▶ **GIVEN EXERCISE**
Copy every entry exactly as given, minus the images.

▶ **DATA FOR THIS TASK**
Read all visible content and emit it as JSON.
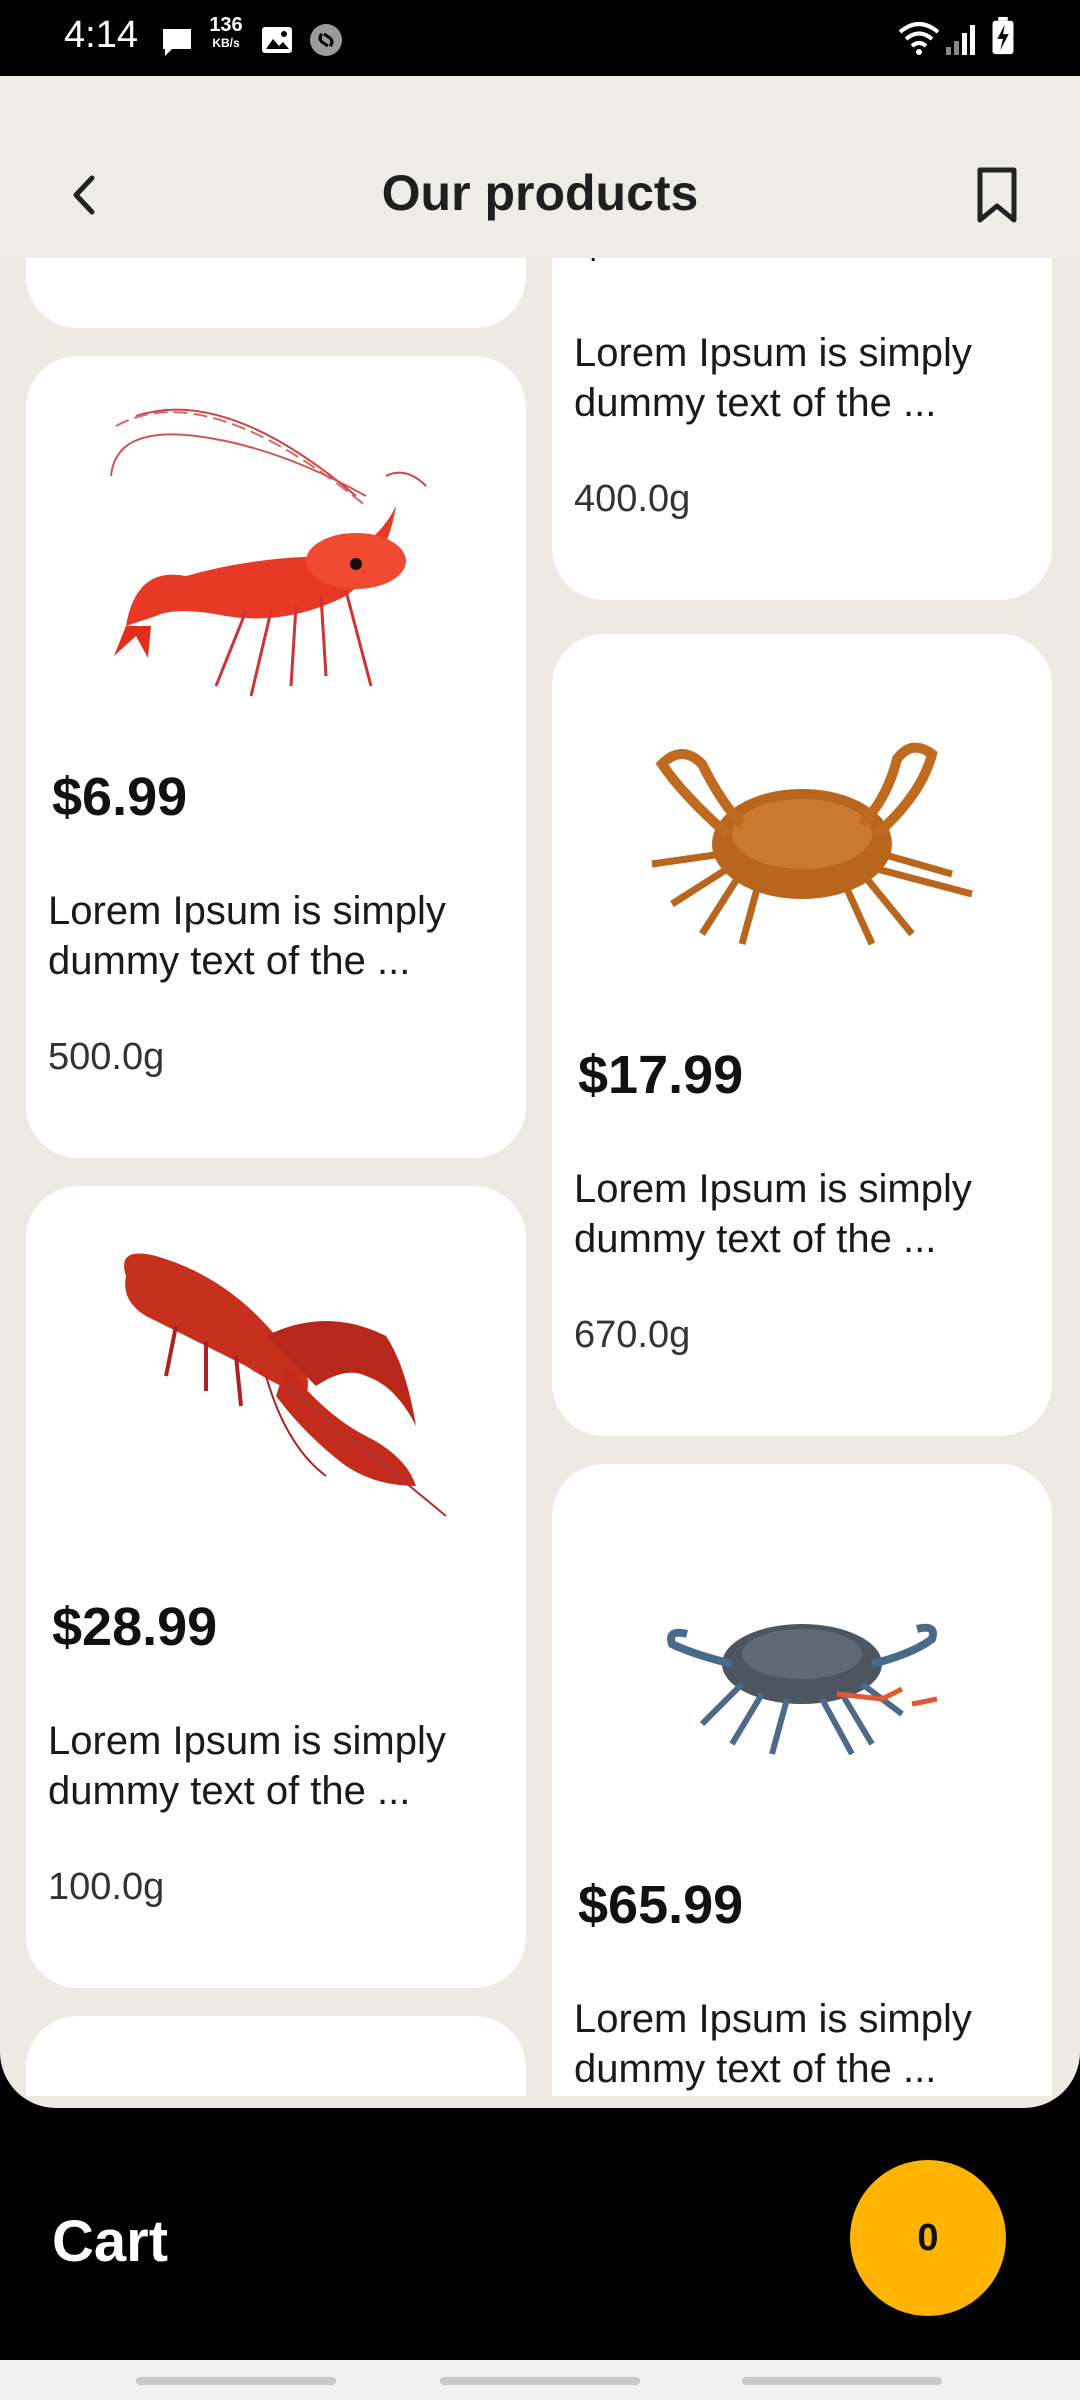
{
  "status_bar": {
    "time": "4:14",
    "net_speed_value": "136",
    "net_speed_unit": "KB/s",
    "icons": [
      "message-icon",
      "net-speed",
      "gallery-icon",
      "shazam-icon",
      "wifi-icon",
      "signal-icon",
      "battery-charging-icon"
    ]
  },
  "header": {
    "title": "Our products",
    "back_icon": "chevron-left-icon",
    "bookmark_icon": "bookmark-icon"
  },
  "products": {
    "left": [
      {
        "name": "shrimp",
        "price": "$6.99",
        "description": "Lorem Ipsum is simply dummy text of the ...",
        "weight": "500.0g"
      },
      {
        "name": "lobster",
        "price": "$28.99",
        "description": "Lorem Ipsum is simply dummy text of the ...",
        "weight": "100.0g"
      }
    ],
    "right": [
      {
        "name": "partial-top",
        "price": "$4.99",
        "description": "Lorem Ipsum is simply dummy text of the ...",
        "weight": "400.0g"
      },
      {
        "name": "brown-crab",
        "price": "$17.99",
        "description": "Lorem Ipsum is simply dummy text of the ...",
        "weight": "670.0g"
      },
      {
        "name": "blue-crab",
        "price": "$65.99",
        "description": "Lorem Ipsum is simply dummy text of the ...",
        "weight": ""
      }
    ]
  },
  "cart": {
    "label": "Cart",
    "count": "0"
  },
  "colors": {
    "background": "#ECEAE2",
    "accent": "#FFB400",
    "card": "#FFFFFF"
  }
}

▶ **RESULT OF THIS EXERCISE**
Read all visible content and emit it as JSON.
{
  "status_bar": {
    "time": "4:14",
    "net_speed_value": "136",
    "net_speed_unit": "KB/s",
    "icons": [
      "message-icon",
      "net-speed",
      "gallery-icon",
      "shazam-icon",
      "wifi-icon",
      "signal-icon",
      "battery-charging-icon"
    ]
  },
  "header": {
    "title": "Our products",
    "back_icon": "chevron-left-icon",
    "bookmark_icon": "bookmark-icon"
  },
  "products": {
    "left": [
      {
        "name": "shrimp",
        "price": "$6.99",
        "description": "Lorem Ipsum is simply dummy text of the ...",
        "weight": "500.0g"
      },
      {
        "name": "lobster",
        "price": "$28.99",
        "description": "Lorem Ipsum is simply dummy text of the ...",
        "weight": "100.0g"
      }
    ],
    "right": [
      {
        "name": "partial-top",
        "price": "$4.99",
        "description": "Lorem Ipsum is simply dummy text of the ...",
        "weight": "400.0g"
      },
      {
        "name": "brown-crab",
        "price": "$17.99",
        "description": "Lorem Ipsum is simply dummy text of the ...",
        "weight": "670.0g"
      },
      {
        "name": "blue-crab",
        "price": "$65.99",
        "description": "Lorem Ipsum is simply dummy text of the ...",
        "weight": ""
      }
    ]
  },
  "cart": {
    "label": "Cart",
    "count": "0"
  },
  "colors": {
    "background": "#ECEAE2",
    "accent": "#FFB400",
    "card": "#FFFFFF"
  }
}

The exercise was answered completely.